:: ENTRIES ::

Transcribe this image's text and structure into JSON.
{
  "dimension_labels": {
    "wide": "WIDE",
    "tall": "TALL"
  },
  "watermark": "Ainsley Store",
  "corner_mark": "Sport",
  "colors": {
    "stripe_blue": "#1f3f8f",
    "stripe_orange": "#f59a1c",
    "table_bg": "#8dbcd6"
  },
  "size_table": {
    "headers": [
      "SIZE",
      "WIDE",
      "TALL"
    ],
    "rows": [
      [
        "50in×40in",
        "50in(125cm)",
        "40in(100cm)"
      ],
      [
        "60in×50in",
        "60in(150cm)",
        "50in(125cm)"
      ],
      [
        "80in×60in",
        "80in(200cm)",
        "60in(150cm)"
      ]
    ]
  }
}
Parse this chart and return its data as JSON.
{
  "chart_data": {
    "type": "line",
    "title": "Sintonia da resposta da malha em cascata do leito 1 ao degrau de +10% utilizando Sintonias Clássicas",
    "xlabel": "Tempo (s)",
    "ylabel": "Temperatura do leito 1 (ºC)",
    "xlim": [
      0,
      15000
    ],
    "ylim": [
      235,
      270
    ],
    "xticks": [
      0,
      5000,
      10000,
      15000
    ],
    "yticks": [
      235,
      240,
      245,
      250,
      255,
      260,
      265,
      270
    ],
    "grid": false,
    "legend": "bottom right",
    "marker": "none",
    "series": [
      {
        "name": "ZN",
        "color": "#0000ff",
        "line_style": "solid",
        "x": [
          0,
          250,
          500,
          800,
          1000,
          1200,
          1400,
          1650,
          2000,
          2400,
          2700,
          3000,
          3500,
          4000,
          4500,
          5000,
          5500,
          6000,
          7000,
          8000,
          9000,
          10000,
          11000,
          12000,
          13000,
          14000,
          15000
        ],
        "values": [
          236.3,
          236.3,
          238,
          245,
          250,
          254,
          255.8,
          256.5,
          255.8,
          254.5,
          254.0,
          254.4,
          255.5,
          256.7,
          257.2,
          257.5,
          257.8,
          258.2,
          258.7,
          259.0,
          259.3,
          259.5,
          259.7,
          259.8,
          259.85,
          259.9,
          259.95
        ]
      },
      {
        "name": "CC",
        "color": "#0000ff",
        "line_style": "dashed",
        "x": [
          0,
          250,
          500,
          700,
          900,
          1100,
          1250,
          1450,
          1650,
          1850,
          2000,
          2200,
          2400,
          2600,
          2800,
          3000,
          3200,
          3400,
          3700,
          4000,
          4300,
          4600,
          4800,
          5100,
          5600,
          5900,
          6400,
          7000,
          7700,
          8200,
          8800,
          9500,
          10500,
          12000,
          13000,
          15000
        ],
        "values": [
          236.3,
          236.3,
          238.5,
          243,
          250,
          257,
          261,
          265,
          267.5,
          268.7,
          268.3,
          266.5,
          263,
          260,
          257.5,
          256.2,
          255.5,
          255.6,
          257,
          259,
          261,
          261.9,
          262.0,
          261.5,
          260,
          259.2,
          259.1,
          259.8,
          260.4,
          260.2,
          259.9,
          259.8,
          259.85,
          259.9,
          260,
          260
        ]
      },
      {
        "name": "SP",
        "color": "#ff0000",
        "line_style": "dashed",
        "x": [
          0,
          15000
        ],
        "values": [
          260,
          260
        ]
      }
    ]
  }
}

:::

Look through the entries and return every line where "leito" appears.

    "title": "Sintonia da resposta da malha em cascata do leito 1 ao degrau de +10% utilizando Sintonias Clássicas",
    "ylabel": "Temperatura do leito 1 (ºC)",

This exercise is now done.